Answer with a single number: the count of lines that include the string "animal".

[Begin]

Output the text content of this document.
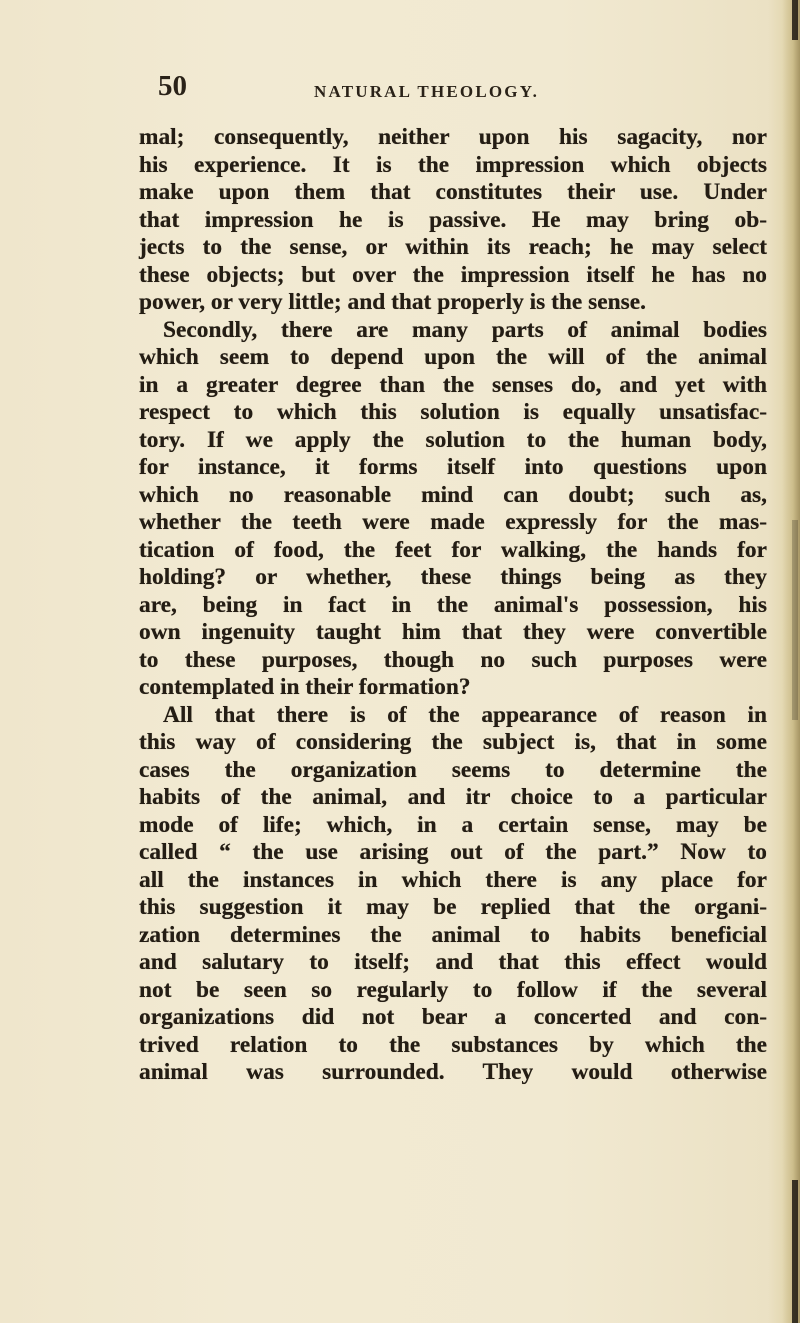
50	NATURAL THEOLOGY.
mal; consequently, neither upon his sagacity, nor
his experience. It is the impression which objects
make upon them that constitutes their use. Under
that impression he is passive. He may bring ob-
jects to the sense, or within its reach; he may select
these objects; but over the impression itself he has no
power, or very little; and that properly is the sense.
Secondly, there are many parts of animal bodies
which seem to depend upon the will of the animal
in a greater degree than the senses do, and yet with
respect to which this solution is equally unsatisfac-
tory. If we apply the solution to the human body,
for instance, it forms itself into questions upon
which no reasonable mind can doubt; such as,
whether the teeth were made expressly for the mas-
tication of food, the feet for walking, the hands for
holding? or whether, these things being as they
are, being in fact in the animal's possession, his
own ingenuity taught him that they were convertible
to these purposes, though no such purposes were
contemplated in their formation?
All that there is of the appearance of reason in
this way of considering the subject is, that in some
cases the organization seems to determine the
habits of the animal, and itr choice to a particular
mode of life; which, in a certain sense, may be
called “ the use arising out of the part.” Now to
all the instances in which there is any place for
this suggestion it may be replied that the organi-
zation determines the animal to habits beneficial
and salutary to itself; and that this effect would
not be seen so regularly to follow if the several
organizations did not bear a concerted and con-
trived relation to the substances by which the
animal was surrounded. They would otherwise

[End]

OUTPUT:
6